# Required work:
Repeat each entry as written and leave the images out of the copy.

[Data excerpts]
>>>>>

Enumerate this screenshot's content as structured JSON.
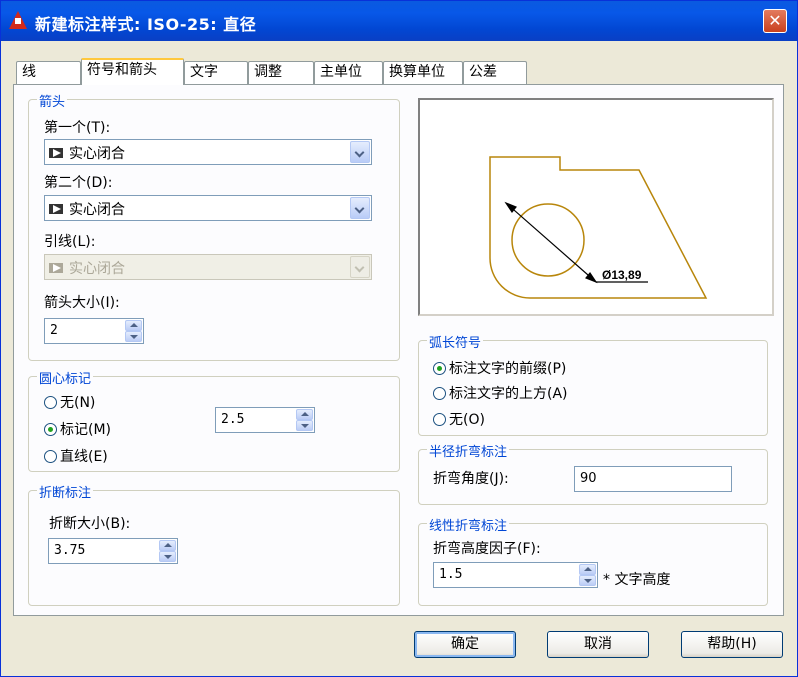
{
  "window": {
    "title": "新建标注样式: ISO-25: 直径"
  },
  "tabs": [
    {
      "label": "线"
    },
    {
      "label": "符号和箭头"
    },
    {
      "label": "文字"
    },
    {
      "label": "调整"
    },
    {
      "label": "主单位"
    },
    {
      "label": "换算单位"
    },
    {
      "label": "公差"
    }
  ],
  "arrowheads": {
    "title": "箭头",
    "first_label": "第一个(T):",
    "first_value": "实心闭合",
    "second_label": "第二个(D):",
    "second_value": "实心闭合",
    "leader_label": "引线(L):",
    "leader_value": "实心闭合",
    "size_label": "箭头大小(I):",
    "size_value": "2"
  },
  "center_marks": {
    "title": "圆心标记",
    "none_label": "无(N)",
    "mark_label": "标记(M)",
    "line_label": "直线(E)",
    "selected": "mark",
    "size_value": "2.5"
  },
  "dim_break": {
    "title": "折断标注",
    "size_label": "折断大小(B):",
    "size_value": "3.75"
  },
  "preview": {
    "dimension_text": "Ø13,89",
    "line_color": "#b8860b"
  },
  "arc_length": {
    "title": "弧长符号",
    "prefix_label": "标注文字的前缀(P)",
    "above_label": "标注文字的上方(A)",
    "none_label": "无(O)",
    "selected": "prefix"
  },
  "radius_jog": {
    "title": "半径折弯标注",
    "angle_label": "折弯角度(J):",
    "angle_value": "90"
  },
  "linear_jog": {
    "title": "线性折弯标注",
    "factor_label": "折弯高度因子(F):",
    "factor_value": "1.5",
    "suffix_label": "* 文字高度"
  },
  "buttons": {
    "ok": "确定",
    "cancel": "取消",
    "help": "帮助(H)"
  },
  "colors": {
    "accent": "#0046d5",
    "titlebar": "#0858e8"
  }
}
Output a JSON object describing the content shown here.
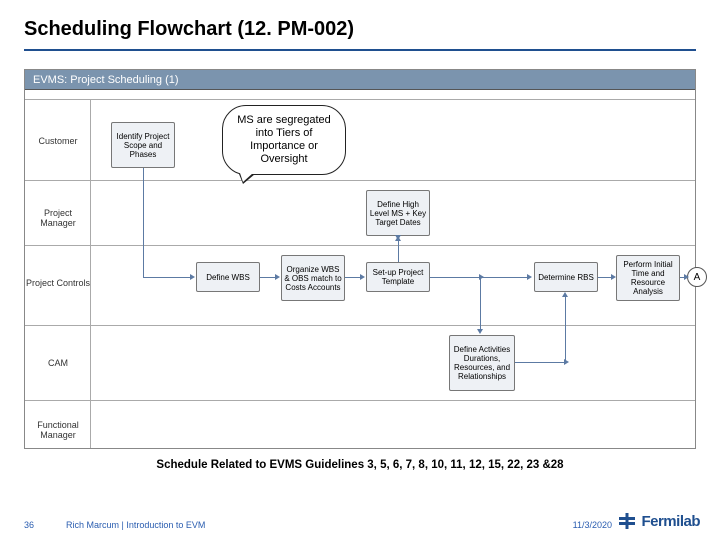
{
  "title": "Scheduling Flowchart (12. PM-002)",
  "chart_header": "EVMS: Project Scheduling (1)",
  "lanes": {
    "customer": "Customer",
    "pm": "Project Manager",
    "pc": "Project Controls",
    "cam": "CAM",
    "fm": "Functional Manager"
  },
  "boxes": {
    "identify_scope": "Identify Project Scope and Phases",
    "define_ms": "Define High Level MS + Key Target Dates",
    "define_wbs": "Define WBS",
    "organize_wbs_obs": "Organize WBS & OBS match to Costs Accounts",
    "setup_template": "Set-up Project Template",
    "determine_rbs": "Determine RBS",
    "perform_analysis": "Perform Initial Time and Resource Analysis",
    "define_activities": "Define Activities Durations, Resources, and Relationships"
  },
  "connector": "A",
  "callout": "MS are segregated into Tiers of Importance or Oversight",
  "caption": "Schedule Related to EVMS Guidelines 3, 5, 6, 7, 8, 10, 11, 12, 15, 22, 23 &28",
  "footer": {
    "page": "36",
    "presenter": "Rich Marcum | Introduction to EVM",
    "date": "11/3/2020",
    "logo": "Fermilab"
  }
}
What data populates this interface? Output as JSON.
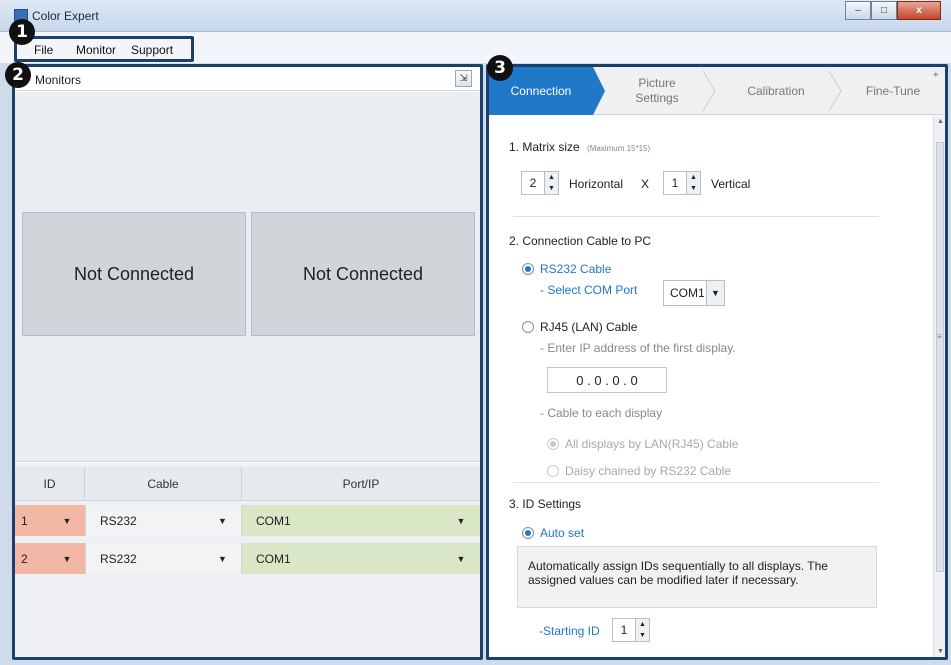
{
  "window": {
    "title": "Color Expert",
    "minimize": "–",
    "maximize": "□",
    "close": "x"
  },
  "menu": {
    "items": [
      "File",
      "Monitor",
      "Support"
    ]
  },
  "badges": [
    "1",
    "2",
    "3"
  ],
  "monitors": {
    "title": "Monitors",
    "export_icon": "export-icon",
    "tiles": [
      "Not Connected",
      "Not Connected"
    ]
  },
  "grid": {
    "headers": {
      "id": "ID",
      "cable": "Cable",
      "port": "Port/IP"
    },
    "rows": [
      {
        "id": "1",
        "cable": "RS232",
        "port": "COM1"
      },
      {
        "id": "2",
        "cable": "RS232",
        "port": "COM1"
      }
    ]
  },
  "tabs": [
    {
      "label": "Connection",
      "active": true
    },
    {
      "label": "Picture\nSettings",
      "active": false
    },
    {
      "label": "Calibration",
      "active": false
    },
    {
      "label": "Fine-Tune",
      "active": false
    }
  ],
  "tab_plus": "+",
  "connection": {
    "s1_title": "1. Matrix size",
    "s1_note": "(Maximum 15*15)",
    "horizontal_value": "2",
    "horizontal_label": "Horizontal",
    "x_label": "X",
    "vertical_value": "1",
    "vertical_label": "Vertical",
    "s2_title": "2. Connection Cable to PC",
    "rs232_label": "RS232 Cable",
    "select_com_label": "- Select COM Port",
    "com_value": "COM1",
    "rj45_label": "RJ45 (LAN) Cable",
    "enter_ip_label": "- Enter IP address of the first display.",
    "ip_value": "0 . 0 . 0 . 0",
    "cable_each_label": "- Cable to each display",
    "all_lan_label": "All displays by LAN(RJ45) Cable",
    "daisy_label": "Daisy chained by RS232 Cable",
    "s3_title": "3. ID Settings",
    "auto_set_label": "Auto set",
    "auto_info": "Automatically assign IDs sequentially to all displays. The assigned values can be modified later if necessary.",
    "starting_id_label": "-Starting ID",
    "starting_id_value": "1"
  },
  "colors": {
    "accent": "#1f78c8",
    "badge_border": "#1c3f6e",
    "id_cell": "#f3b7a6",
    "port_cell": "#d9e7c6"
  }
}
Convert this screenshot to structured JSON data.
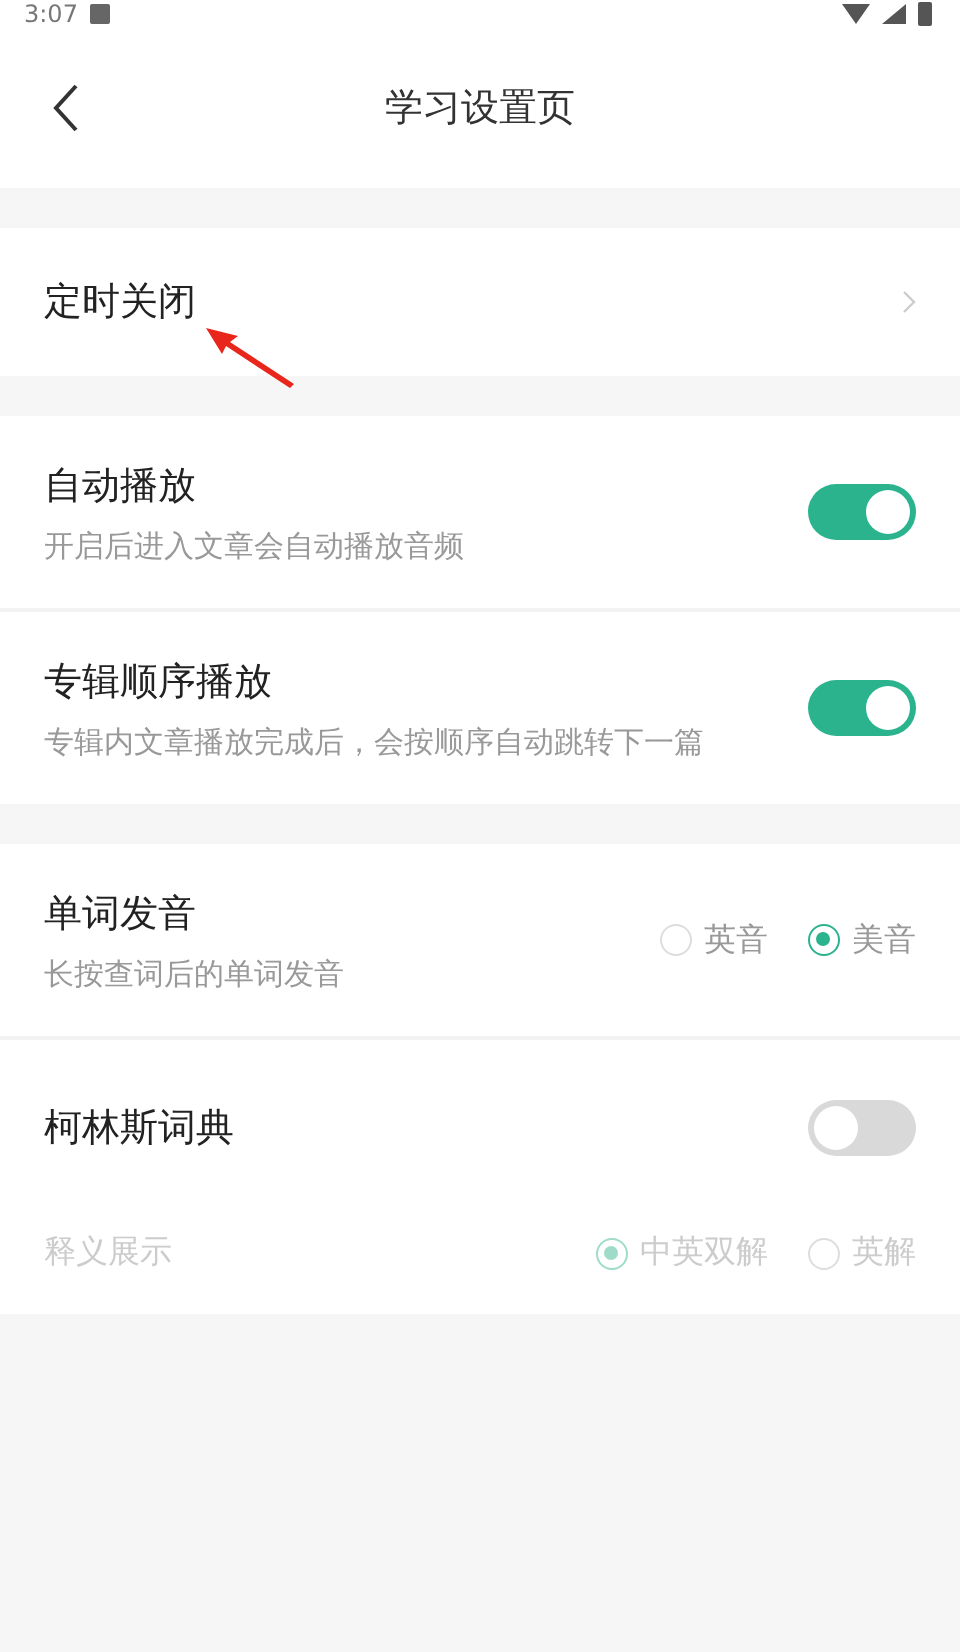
{
  "status_bar": {
    "time": "3:07"
  },
  "header": {
    "title": "学习设置页"
  },
  "sections": [
    {
      "rows": [
        {
          "kind": "link",
          "title": "定时关闭"
        }
      ]
    },
    {
      "rows": [
        {
          "kind": "switch",
          "title": "自动播放",
          "subtitle": "开启后进入文章会自动播放音频",
          "on": true
        },
        {
          "kind": "switch",
          "title": "专辑顺序播放",
          "subtitle": "专辑内文章播放完成后，会按顺序自动跳转下一篇",
          "on": true
        }
      ]
    },
    {
      "rows": [
        {
          "kind": "radio",
          "title": "单词发音",
          "subtitle": "长按查词后的单词发音",
          "options": [
            {
              "label": "英音",
              "selected": false
            },
            {
              "label": "美音",
              "selected": true
            }
          ]
        },
        {
          "kind": "switch_options",
          "title": "柯林斯词典",
          "on": false,
          "sub_label": "释义展示",
          "disabled": true,
          "options": [
            {
              "label": "中英双解",
              "selected": true
            },
            {
              "label": "英解",
              "selected": false
            }
          ]
        }
      ]
    }
  ],
  "annotation": {
    "kind": "arrow"
  }
}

<<<<<

# Task solution:
Enumerate this screenshot's content as structured JSON.
{
  "window": {
    "title": "新建标注样式: ISO-25: 直径"
  },
  "tabs": [
    {
      "label": "线"
    },
    {
      "label": "符号和箭头"
    },
    {
      "label": "文字"
    },
    {
      "label": "调整"
    },
    {
      "label": "主单位"
    },
    {
      "label": "换算单位"
    },
    {
      "label": "公差"
    }
  ],
  "arrowheads": {
    "title": "箭头",
    "first_label": "第一个(T):",
    "first_value": "实心闭合",
    "second_label": "第二个(D):",
    "second_value": "实心闭合",
    "leader_label": "引线(L):",
    "leader_value": "实心闭合",
    "size_label": "箭头大小(I):",
    "size_value": "2"
  },
  "center_marks": {
    "title": "圆心标记",
    "none_label": "无(N)",
    "mark_label": "标记(M)",
    "line_label": "直线(E)",
    "selected": "mark",
    "size_value": "2.5"
  },
  "dim_break": {
    "title": "折断标注",
    "size_label": "折断大小(B):",
    "size_value": "3.75"
  },
  "preview": {
    "dimension_text": "Ø13,89",
    "line_color": "#b8860b"
  },
  "arc_length": {
    "title": "弧长符号",
    "prefix_label": "标注文字的前缀(P)",
    "above_label": "标注文字的上方(A)",
    "none_label": "无(O)",
    "selected": "prefix"
  },
  "radius_jog": {
    "title": "半径折弯标注",
    "angle_label": "折弯角度(J):",
    "angle_value": "90"
  },
  "linear_jog": {
    "title": "线性折弯标注",
    "factor_label": "折弯高度因子(F):",
    "factor_value": "1.5",
    "suffix_label": "* 文字高度"
  },
  "buttons": {
    "ok": "确定",
    "cancel": "取消",
    "help": "帮助(H)"
  },
  "colors": {
    "accent": "#0046d5",
    "titlebar": "#0858e8"
  }
}
Output a JSON object describing the content shown here.
{
  "title": "Scheduling Flowchart (12. PM-002)",
  "chart_header": "EVMS: Project Scheduling (1)",
  "lanes": {
    "customer": "Customer",
    "pm": "Project Manager",
    "pc": "Project Controls",
    "cam": "CAM",
    "fm": "Functional Manager"
  },
  "boxes": {
    "identify_scope": "Identify Project Scope and Phases",
    "define_ms": "Define High Level MS + Key Target Dates",
    "define_wbs": "Define WBS",
    "organize_wbs_obs": "Organize WBS & OBS match to Costs Accounts",
    "setup_template": "Set-up Project Template",
    "determine_rbs": "Determine RBS",
    "perform_analysis": "Perform Initial Time and Resource Analysis",
    "define_activities": "Define Activities Durations, Resources, and Relationships"
  },
  "connector": "A",
  "callout": "MS are segregated into Tiers of Importance or Oversight",
  "caption": "Schedule Related to EVMS Guidelines 3, 5, 6, 7, 8, 10, 11, 12, 15, 22, 23 &28",
  "footer": {
    "page": "36",
    "presenter": "Rich Marcum | Introduction to EVM",
    "date": "11/3/2020",
    "logo": "Fermilab"
  }
}
What data populates this interface? Output as JSON.
{
  "window": {
    "title": "Color Expert",
    "minimize": "–",
    "maximize": "□",
    "close": "x"
  },
  "menu": {
    "items": [
      "File",
      "Monitor",
      "Support"
    ]
  },
  "badges": [
    "1",
    "2",
    "3"
  ],
  "monitors": {
    "title": "Monitors",
    "export_icon": "export-icon",
    "tiles": [
      "Not Connected",
      "Not Connected"
    ]
  },
  "grid": {
    "headers": {
      "id": "ID",
      "cable": "Cable",
      "port": "Port/IP"
    },
    "rows": [
      {
        "id": "1",
        "cable": "RS232",
        "port": "COM1"
      },
      {
        "id": "2",
        "cable": "RS232",
        "port": "COM1"
      }
    ]
  },
  "tabs": [
    {
      "label": "Connection",
      "active": true
    },
    {
      "label": "Picture\nSettings",
      "active": false
    },
    {
      "label": "Calibration",
      "active": false
    },
    {
      "label": "Fine-Tune",
      "active": false
    }
  ],
  "tab_plus": "+",
  "connection": {
    "s1_title": "1. Matrix size",
    "s1_note": "(Maximum 15*15)",
    "horizontal_value": "2",
    "horizontal_label": "Horizontal",
    "x_label": "X",
    "vertical_value": "1",
    "vertical_label": "Vertical",
    "s2_title": "2. Connection Cable to PC",
    "rs232_label": "RS232 Cable",
    "select_com_label": "- Select COM Port",
    "com_value": "COM1",
    "rj45_label": "RJ45 (LAN) Cable",
    "enter_ip_label": "- Enter IP address of the first display.",
    "ip_value": "0 . 0 . 0 . 0",
    "cable_each_label": "- Cable to each display",
    "all_lan_label": "All displays by LAN(RJ45) Cable",
    "daisy_label": "Daisy chained by RS232 Cable",
    "s3_title": "3. ID Settings",
    "auto_set_label": "Auto set",
    "auto_info": "Automatically assign IDs sequentially to all displays. The assigned values can be modified later if necessary.",
    "starting_id_label": "-Starting ID",
    "starting_id_value": "1"
  },
  "colors": {
    "accent": "#1f78c8",
    "badge_border": "#1c3f6e",
    "id_cell": "#f3b7a6",
    "port_cell": "#d9e7c6"
  }
}
Convert this screenshot to structured JSON data.
{
  "status_bar": {
    "time": "3:07"
  },
  "header": {
    "title": "学习设置页"
  },
  "sections": [
    {
      "rows": [
        {
          "kind": "link",
          "title": "定时关闭"
        }
      ]
    },
    {
      "rows": [
        {
          "kind": "switch",
          "title": "自动播放",
          "subtitle": "开启后进入文章会自动播放音频",
          "on": true
        },
        {
          "kind": "switch",
          "title": "专辑顺序播放",
          "subtitle": "专辑内文章播放完成后，会按顺序自动跳转下一篇",
          "on": true
        }
      ]
    },
    {
      "rows": [
        {
          "kind": "radio",
          "title": "单词发音",
          "subtitle": "长按查词后的单词发音",
          "options": [
            {
              "label": "英音",
              "selected": false
            },
            {
              "label": "美音",
              "selected": true
            }
          ]
        },
        {
          "kind": "switch_options",
          "title": "柯林斯词典",
          "on": false,
          "sub_label": "释义展示",
          "disabled": true,
          "options": [
            {
              "label": "中英双解",
              "selected": true
            },
            {
              "label": "英解",
              "selected": false
            }
          ]
        }
      ]
    }
  ],
  "annotation": {
    "kind": "arrow"
  }
}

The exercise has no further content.